▶ **Set problem**: Check every line below for the word "sirkelbue" and show those that hold it.

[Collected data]
# # # #

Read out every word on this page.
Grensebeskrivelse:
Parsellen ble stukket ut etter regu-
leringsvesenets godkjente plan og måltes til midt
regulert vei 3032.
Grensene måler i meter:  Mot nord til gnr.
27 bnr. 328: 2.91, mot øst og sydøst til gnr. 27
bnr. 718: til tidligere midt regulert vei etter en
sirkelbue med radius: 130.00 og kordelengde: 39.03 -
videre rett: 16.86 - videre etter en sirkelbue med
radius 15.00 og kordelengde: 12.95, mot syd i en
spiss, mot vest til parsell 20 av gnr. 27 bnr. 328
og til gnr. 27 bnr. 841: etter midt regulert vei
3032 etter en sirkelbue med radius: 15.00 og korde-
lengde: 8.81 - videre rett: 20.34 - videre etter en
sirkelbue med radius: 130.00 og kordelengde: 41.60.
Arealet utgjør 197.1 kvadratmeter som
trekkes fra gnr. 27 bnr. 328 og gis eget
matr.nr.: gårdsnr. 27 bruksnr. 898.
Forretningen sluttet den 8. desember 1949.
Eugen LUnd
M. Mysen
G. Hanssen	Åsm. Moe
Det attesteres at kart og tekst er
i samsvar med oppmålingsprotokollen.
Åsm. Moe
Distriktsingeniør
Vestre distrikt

# # # #

▶ **The result**:
sirkelbue med radius: 130.00 og kordelengde: 39.03 -
videre rett: 16.86 - videre etter en sirkelbue med
3032 etter en sirkelbue med radius: 15.00 og korde-
sirkelbue med radius: 130.00 og kordelengde: 41.60.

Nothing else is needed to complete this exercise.